From the listing below, select every line where the word "JSON" appears.
[Begin Records for the exercise]
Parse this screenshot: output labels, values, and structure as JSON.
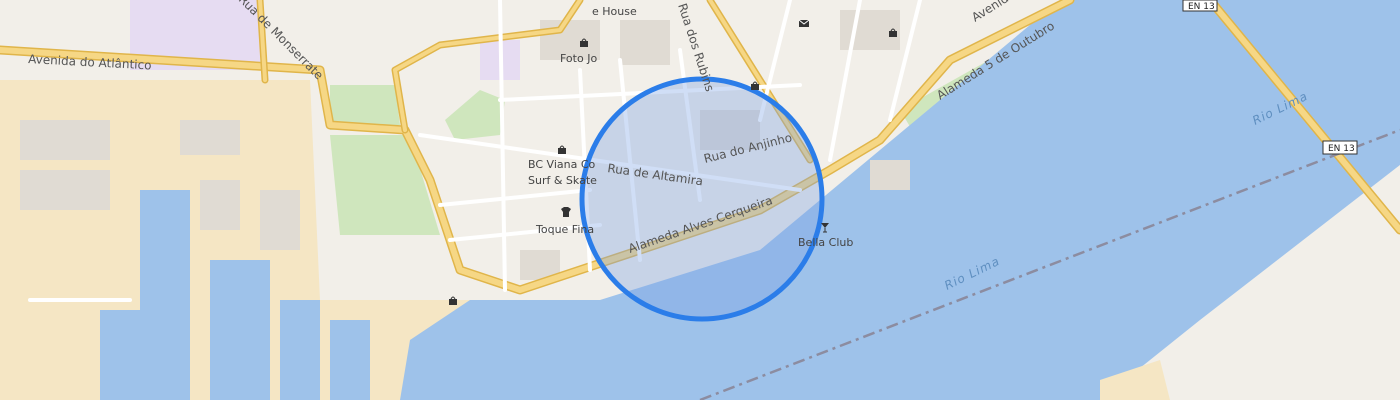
{
  "map": {
    "colors": {
      "land": "#f2efe9",
      "water": "#9ec2ea",
      "industrial": "#f5e6c4",
      "park": "#cfe6bd",
      "purple_area": "#e6dcf2",
      "building": "#e0dbd3",
      "major_road": "#f6d785",
      "major_road_casing": "#e0b54a",
      "minor_road": "#ffffff",
      "highlight_fill": "rgba(120,160,230,0.35)",
      "highlight_stroke": "#2b7de9"
    },
    "roads": {
      "avenida_atlantico": "Avenida do Atlântico",
      "monserrate": "Rua de Monserrate",
      "rubins": "Rua dos Rubins",
      "anjinho": "Rua do Anjinho",
      "altamira": "Rua de Altamira",
      "alves_cerqueira": "Alameda Alves Cerqueira",
      "alameda_5_outubro": "Alameda 5 de Outubro",
      "avenida": "Avenida"
    },
    "water_labels": {
      "rio_lima_1": "Rio Lima",
      "rio_lima_2": "Rio Lima"
    },
    "shields": {
      "en13_top": "EN 13",
      "en13_right": "EN 13"
    },
    "pois": {
      "house": "e House",
      "foto": "Foto Jo",
      "bc_line1": "BC Viana Co",
      "bc_line2": "Surf & Skate",
      "toque": "Toque Fina",
      "bella": "Bella Club"
    },
    "icons": {
      "shop": "shopping-bag-icon",
      "clothes": "tshirt-icon",
      "cocktail": "cocktail-icon",
      "mail": "mail-icon"
    }
  }
}
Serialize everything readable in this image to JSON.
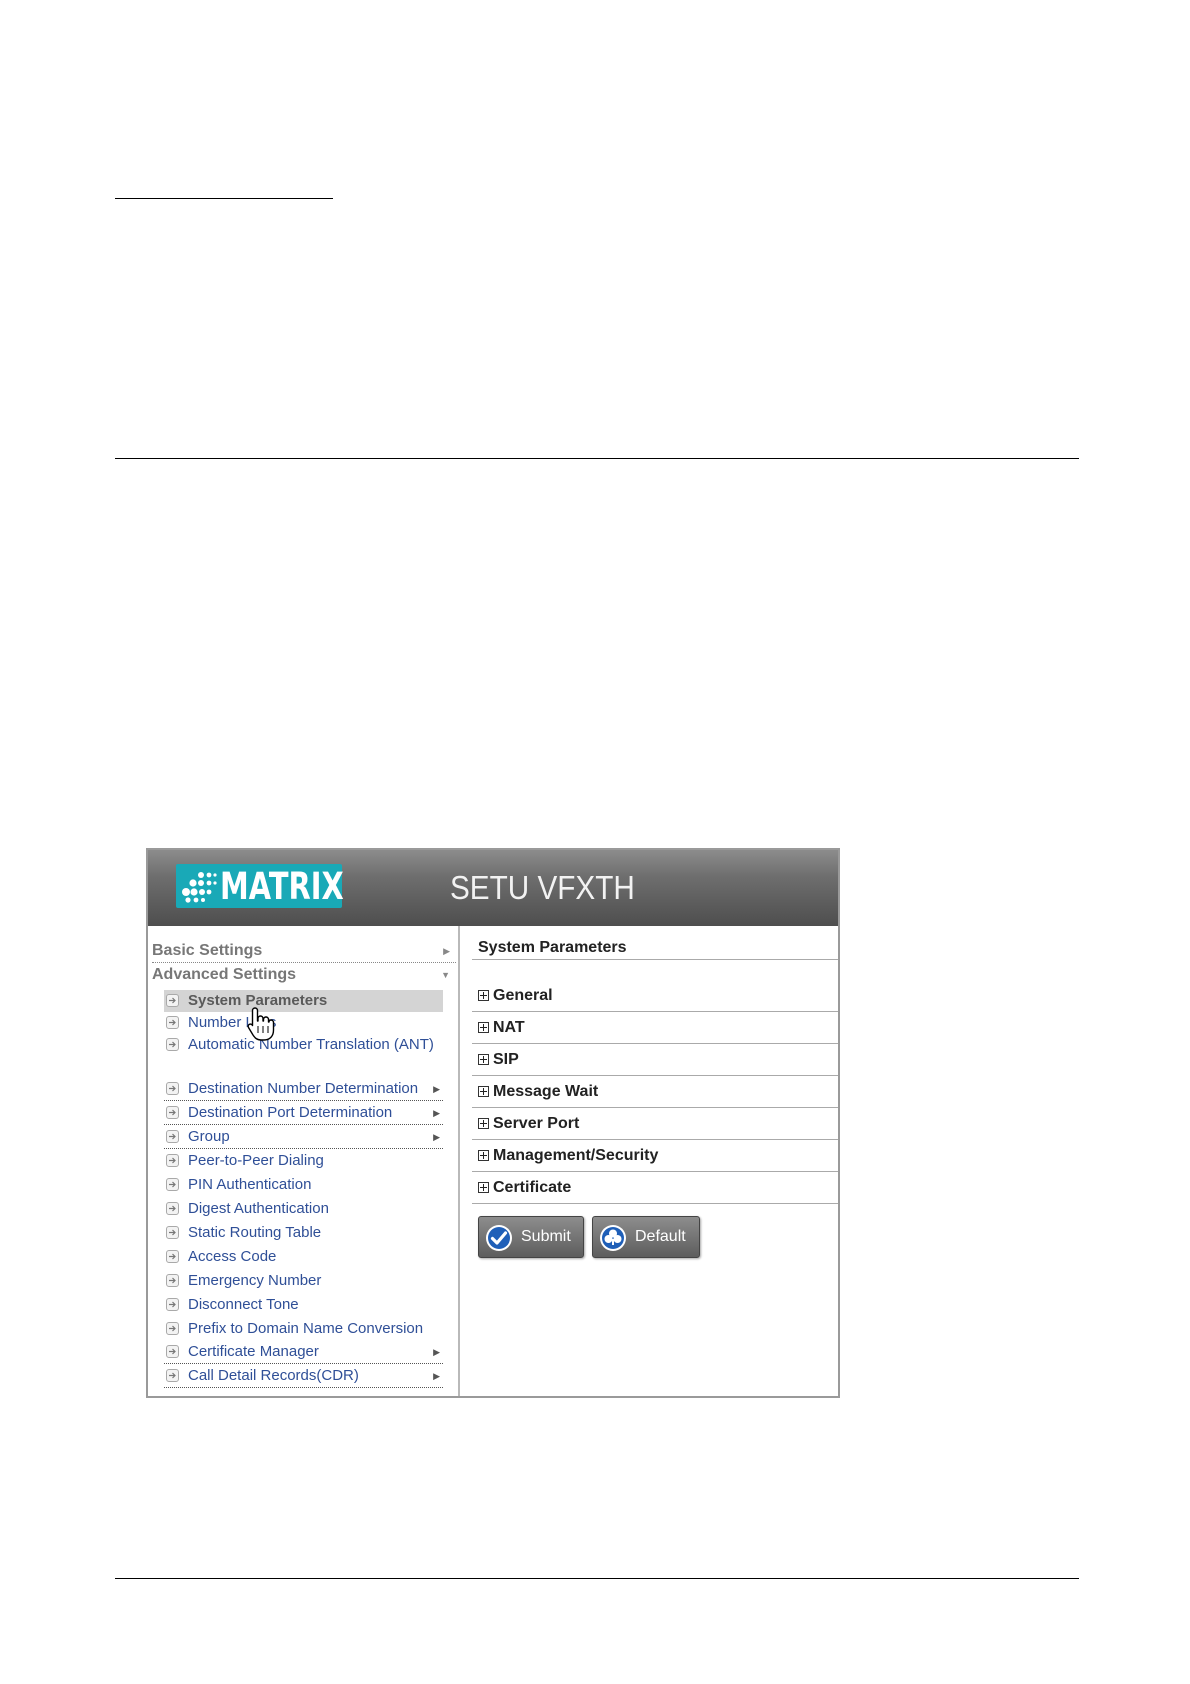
{
  "app": {
    "brand": "MATRIX",
    "product": "SETU VFXTH",
    "colors": {
      "brand_teal": "#19a9b7",
      "header_gray": "#6e6e6e",
      "link_blue": "#2f4f97"
    }
  },
  "sidebar": {
    "basic": {
      "label": "Basic Settings",
      "icon": "arrow-right-icon"
    },
    "advanced": {
      "label": "Advanced Settings",
      "icon": "arrow-down-icon"
    },
    "items": [
      {
        "label": "System Parameters",
        "selected": true
      },
      {
        "label": "Number Lists"
      },
      {
        "label": "Automatic Number Translation (ANT)"
      },
      {
        "label": "Destination Number Determination",
        "submenu": true
      },
      {
        "label": "Destination Port Determination",
        "submenu": true
      },
      {
        "label": "Group",
        "submenu": true
      },
      {
        "label": "Peer-to-Peer Dialing"
      },
      {
        "label": "PIN Authentication"
      },
      {
        "label": "Digest Authentication"
      },
      {
        "label": "Static Routing Table"
      },
      {
        "label": "Access Code"
      },
      {
        "label": "Emergency Number"
      },
      {
        "label": "Disconnect Tone"
      },
      {
        "label": "Prefix to Domain Name Conversion"
      },
      {
        "label": "Certificate Manager",
        "submenu": true
      },
      {
        "label": "Call Detail Records(CDR)",
        "submenu": true
      }
    ]
  },
  "content": {
    "title": "System Parameters",
    "sections": [
      {
        "label": "General"
      },
      {
        "label": "NAT"
      },
      {
        "label": "SIP"
      },
      {
        "label": "Message Wait"
      },
      {
        "label": "Server Port"
      },
      {
        "label": "Management/Security"
      },
      {
        "label": "Certificate"
      }
    ],
    "buttons": {
      "submit": {
        "label": "Submit",
        "icon": "checkmark-icon"
      },
      "default": {
        "label": "Default",
        "icon": "clover-icon"
      }
    }
  }
}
[End Records for the exercise]
__Answer__
Parse this screenshot: output labels, values, and structure as JSON.
Serialize everything readable in this image to JSON.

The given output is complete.